→ **What to produce**
Return the records exactly as they are.
[start of Given data]
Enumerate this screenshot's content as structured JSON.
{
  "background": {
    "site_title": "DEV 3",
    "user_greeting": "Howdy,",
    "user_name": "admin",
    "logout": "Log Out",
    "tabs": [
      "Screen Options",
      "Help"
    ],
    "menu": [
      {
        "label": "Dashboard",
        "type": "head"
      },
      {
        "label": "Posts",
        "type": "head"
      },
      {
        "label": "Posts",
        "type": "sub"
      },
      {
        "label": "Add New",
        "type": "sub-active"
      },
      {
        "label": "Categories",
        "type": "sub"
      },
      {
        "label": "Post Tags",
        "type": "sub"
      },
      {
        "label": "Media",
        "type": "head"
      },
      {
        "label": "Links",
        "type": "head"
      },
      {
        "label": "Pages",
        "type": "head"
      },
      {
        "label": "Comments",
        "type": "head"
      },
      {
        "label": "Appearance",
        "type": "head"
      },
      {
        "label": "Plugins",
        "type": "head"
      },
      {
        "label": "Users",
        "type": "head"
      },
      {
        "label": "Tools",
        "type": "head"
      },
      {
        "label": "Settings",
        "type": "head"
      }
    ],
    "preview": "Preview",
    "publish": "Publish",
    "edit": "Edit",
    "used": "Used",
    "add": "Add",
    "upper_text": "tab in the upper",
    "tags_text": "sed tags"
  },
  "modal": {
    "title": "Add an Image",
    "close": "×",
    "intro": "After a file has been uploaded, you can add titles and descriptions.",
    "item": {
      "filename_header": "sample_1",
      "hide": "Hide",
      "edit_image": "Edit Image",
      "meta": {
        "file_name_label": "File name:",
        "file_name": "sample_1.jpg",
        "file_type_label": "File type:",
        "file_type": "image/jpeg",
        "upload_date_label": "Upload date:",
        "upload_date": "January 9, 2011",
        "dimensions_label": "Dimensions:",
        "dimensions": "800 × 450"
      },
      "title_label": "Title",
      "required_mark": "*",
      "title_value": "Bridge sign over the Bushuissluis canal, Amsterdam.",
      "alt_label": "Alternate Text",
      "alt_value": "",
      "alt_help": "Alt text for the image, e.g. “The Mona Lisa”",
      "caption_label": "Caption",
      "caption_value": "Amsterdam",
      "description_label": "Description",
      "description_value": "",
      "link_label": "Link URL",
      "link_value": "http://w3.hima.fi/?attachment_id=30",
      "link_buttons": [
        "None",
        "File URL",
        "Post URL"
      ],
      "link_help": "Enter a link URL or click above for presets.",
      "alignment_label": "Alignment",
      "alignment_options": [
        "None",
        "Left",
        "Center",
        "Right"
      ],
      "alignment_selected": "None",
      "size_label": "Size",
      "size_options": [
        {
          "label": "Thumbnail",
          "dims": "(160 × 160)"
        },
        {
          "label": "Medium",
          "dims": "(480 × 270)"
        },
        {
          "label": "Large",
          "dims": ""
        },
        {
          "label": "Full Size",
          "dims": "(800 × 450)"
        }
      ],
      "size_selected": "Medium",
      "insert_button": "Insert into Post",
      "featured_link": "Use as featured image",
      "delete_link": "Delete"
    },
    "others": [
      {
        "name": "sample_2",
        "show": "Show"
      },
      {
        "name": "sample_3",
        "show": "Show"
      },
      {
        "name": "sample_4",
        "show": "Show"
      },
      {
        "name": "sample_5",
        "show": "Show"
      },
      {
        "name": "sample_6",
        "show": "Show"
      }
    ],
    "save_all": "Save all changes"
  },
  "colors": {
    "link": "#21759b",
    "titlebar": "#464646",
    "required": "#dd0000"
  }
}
[end of Given data]
→ **Output**
Enumerate this screenshot's content as structured JSON.
{
  "background": {
    "site_title": "DEV 3",
    "user_greeting": "Howdy,",
    "user_name": "admin",
    "logout": "Log Out",
    "tabs": [
      "Screen Options",
      "Help"
    ],
    "menu": [
      {
        "label": "Dashboard",
        "type": "head"
      },
      {
        "label": "Posts",
        "type": "head"
      },
      {
        "label": "Posts",
        "type": "sub"
      },
      {
        "label": "Add New",
        "type": "sub-active"
      },
      {
        "label": "Categories",
        "type": "sub"
      },
      {
        "label": "Post Tags",
        "type": "sub"
      },
      {
        "label": "Media",
        "type": "head"
      },
      {
        "label": "Links",
        "type": "head"
      },
      {
        "label": "Pages",
        "type": "head"
      },
      {
        "label": "Comments",
        "type": "head"
      },
      {
        "label": "Appearance",
        "type": "head"
      },
      {
        "label": "Plugins",
        "type": "head"
      },
      {
        "label": "Users",
        "type": "head"
      },
      {
        "label": "Tools",
        "type": "head"
      },
      {
        "label": "Settings",
        "type": "head"
      }
    ],
    "preview": "Preview",
    "publish": "Publish",
    "edit": "Edit",
    "used": "Used",
    "add": "Add",
    "upper_text": "tab in the upper",
    "tags_text": "sed tags"
  },
  "modal": {
    "title": "Add an Image",
    "close": "×",
    "intro": "After a file has been uploaded, you can add titles and descriptions.",
    "item": {
      "filename_header": "sample_1",
      "hide": "Hide",
      "edit_image": "Edit Image",
      "meta": {
        "file_name_label": "File name:",
        "file_name": "sample_1.jpg",
        "file_type_label": "File type:",
        "file_type": "image/jpeg",
        "upload_date_label": "Upload date:",
        "upload_date": "January 9, 2011",
        "dimensions_label": "Dimensions:",
        "dimensions": "800 × 450"
      },
      "title_label": "Title",
      "required_mark": "*",
      "title_value": "Bridge sign over the Bushuissluis canal, Amsterdam.",
      "alt_label": "Alternate Text",
      "alt_value": "",
      "alt_help": "Alt text for the image, e.g. “The Mona Lisa”",
      "caption_label": "Caption",
      "caption_value": "Amsterdam",
      "description_label": "Description",
      "description_value": "",
      "link_label": "Link URL",
      "link_value": "http://w3.hima.fi/?attachment_id=30",
      "link_buttons": [
        "None",
        "File URL",
        "Post URL"
      ],
      "link_help": "Enter a link URL or click above for presets.",
      "alignment_label": "Alignment",
      "alignment_options": [
        "None",
        "Left",
        "Center",
        "Right"
      ],
      "alignment_selected": "None",
      "size_label": "Size",
      "size_options": [
        {
          "label": "Thumbnail",
          "dims": "(160 × 160)"
        },
        {
          "label": "Medium",
          "dims": "(480 × 270)"
        },
        {
          "label": "Large",
          "dims": ""
        },
        {
          "label": "Full Size",
          "dims": "(800 × 450)"
        }
      ],
      "size_selected": "Medium",
      "insert_button": "Insert into Post",
      "featured_link": "Use as featured image",
      "delete_link": "Delete"
    },
    "others": [
      {
        "name": "sample_2",
        "show": "Show"
      },
      {
        "name": "sample_3",
        "show": "Show"
      },
      {
        "name": "sample_4",
        "show": "Show"
      },
      {
        "name": "sample_5",
        "show": "Show"
      },
      {
        "name": "sample_6",
        "show": "Show"
      }
    ],
    "save_all": "Save all changes"
  },
  "colors": {
    "link": "#21759b",
    "titlebar": "#464646",
    "required": "#dd0000"
  }
}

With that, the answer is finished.